**EXERCISE PROMPT**
Write out every entry precisely as given, leaving the pictures out.

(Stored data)
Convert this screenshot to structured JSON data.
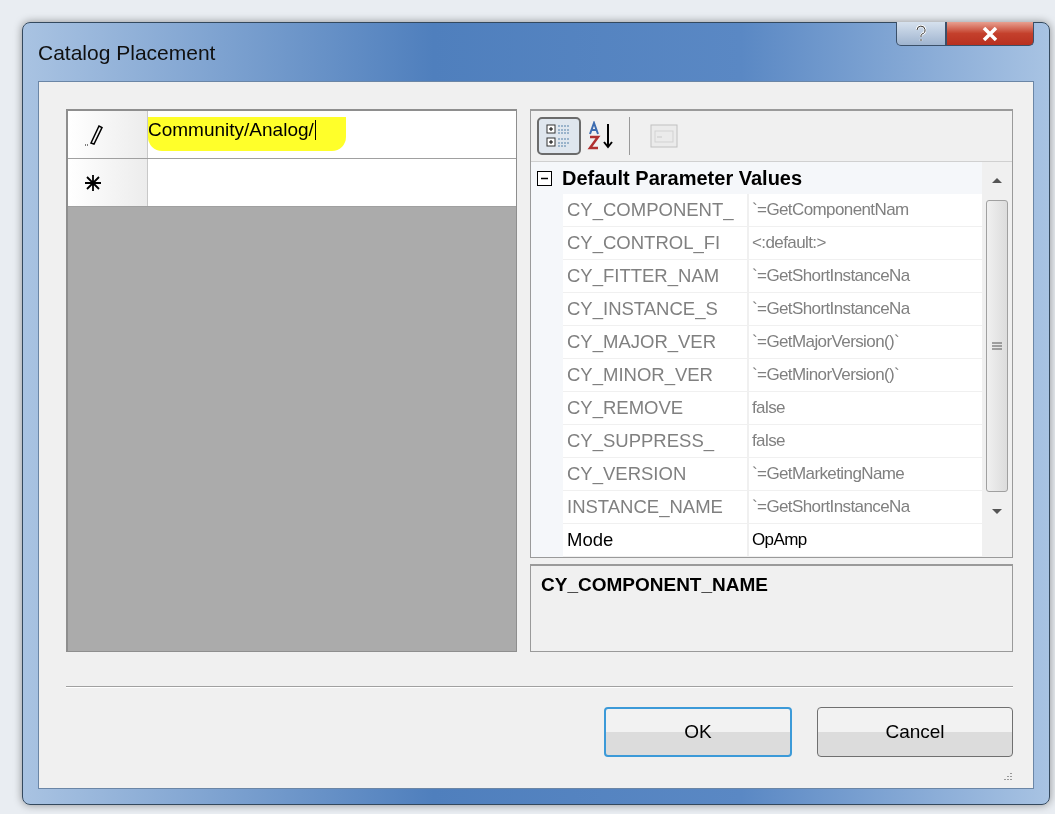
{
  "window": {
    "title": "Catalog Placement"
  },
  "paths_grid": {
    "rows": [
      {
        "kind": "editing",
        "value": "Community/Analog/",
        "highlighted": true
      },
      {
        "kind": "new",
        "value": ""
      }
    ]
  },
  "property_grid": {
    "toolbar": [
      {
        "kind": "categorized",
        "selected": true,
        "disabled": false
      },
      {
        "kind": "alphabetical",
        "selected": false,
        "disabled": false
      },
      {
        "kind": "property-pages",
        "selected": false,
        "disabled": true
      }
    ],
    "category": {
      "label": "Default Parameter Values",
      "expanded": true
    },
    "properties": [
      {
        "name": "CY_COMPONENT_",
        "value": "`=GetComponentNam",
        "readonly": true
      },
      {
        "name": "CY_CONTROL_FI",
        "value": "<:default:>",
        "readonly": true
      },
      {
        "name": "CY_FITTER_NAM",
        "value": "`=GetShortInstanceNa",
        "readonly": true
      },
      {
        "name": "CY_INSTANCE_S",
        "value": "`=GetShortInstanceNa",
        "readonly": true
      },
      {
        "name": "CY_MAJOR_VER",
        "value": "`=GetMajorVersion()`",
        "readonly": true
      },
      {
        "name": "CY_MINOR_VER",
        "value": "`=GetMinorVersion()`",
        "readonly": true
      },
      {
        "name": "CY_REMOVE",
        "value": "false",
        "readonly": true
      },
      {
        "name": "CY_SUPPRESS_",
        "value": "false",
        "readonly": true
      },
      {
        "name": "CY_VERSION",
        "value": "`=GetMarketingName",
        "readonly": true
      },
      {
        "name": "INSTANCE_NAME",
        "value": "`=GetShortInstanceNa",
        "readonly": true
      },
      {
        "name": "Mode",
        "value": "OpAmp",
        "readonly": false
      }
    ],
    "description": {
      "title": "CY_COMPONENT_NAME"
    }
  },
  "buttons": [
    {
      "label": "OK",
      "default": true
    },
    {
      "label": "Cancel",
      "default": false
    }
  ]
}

**FINISHED TASK**
Convert this screenshot to structured JSON data.
{
  "window": {
    "title": "Catalog Placement"
  },
  "paths_grid": {
    "rows": [
      {
        "kind": "editing",
        "value": "Community/Analog/",
        "highlighted": true
      },
      {
        "kind": "new",
        "value": ""
      }
    ]
  },
  "property_grid": {
    "toolbar": [
      {
        "kind": "categorized",
        "selected": true,
        "disabled": false
      },
      {
        "kind": "alphabetical",
        "selected": false,
        "disabled": false
      },
      {
        "kind": "property-pages",
        "selected": false,
        "disabled": true
      }
    ],
    "category": {
      "label": "Default Parameter Values",
      "expanded": true
    },
    "properties": [
      {
        "name": "CY_COMPONENT_",
        "value": "`=GetComponentNam",
        "readonly": true
      },
      {
        "name": "CY_CONTROL_FI",
        "value": "<:default:>",
        "readonly": true
      },
      {
        "name": "CY_FITTER_NAM",
        "value": "`=GetShortInstanceNa",
        "readonly": true
      },
      {
        "name": "CY_INSTANCE_S",
        "value": "`=GetShortInstanceNa",
        "readonly": true
      },
      {
        "name": "CY_MAJOR_VER",
        "value": "`=GetMajorVersion()`",
        "readonly": true
      },
      {
        "name": "CY_MINOR_VER",
        "value": "`=GetMinorVersion()`",
        "readonly": true
      },
      {
        "name": "CY_REMOVE",
        "value": "false",
        "readonly": true
      },
      {
        "name": "CY_SUPPRESS_",
        "value": "false",
        "readonly": true
      },
      {
        "name": "CY_VERSION",
        "value": "`=GetMarketingName",
        "readonly": true
      },
      {
        "name": "INSTANCE_NAME",
        "value": "`=GetShortInstanceNa",
        "readonly": true
      },
      {
        "name": "Mode",
        "value": "OpAmp",
        "readonly": false
      }
    ],
    "description": {
      "title": "CY_COMPONENT_NAME"
    }
  },
  "buttons": [
    {
      "label": "OK",
      "default": true
    },
    {
      "label": "Cancel",
      "default": false
    }
  ]
}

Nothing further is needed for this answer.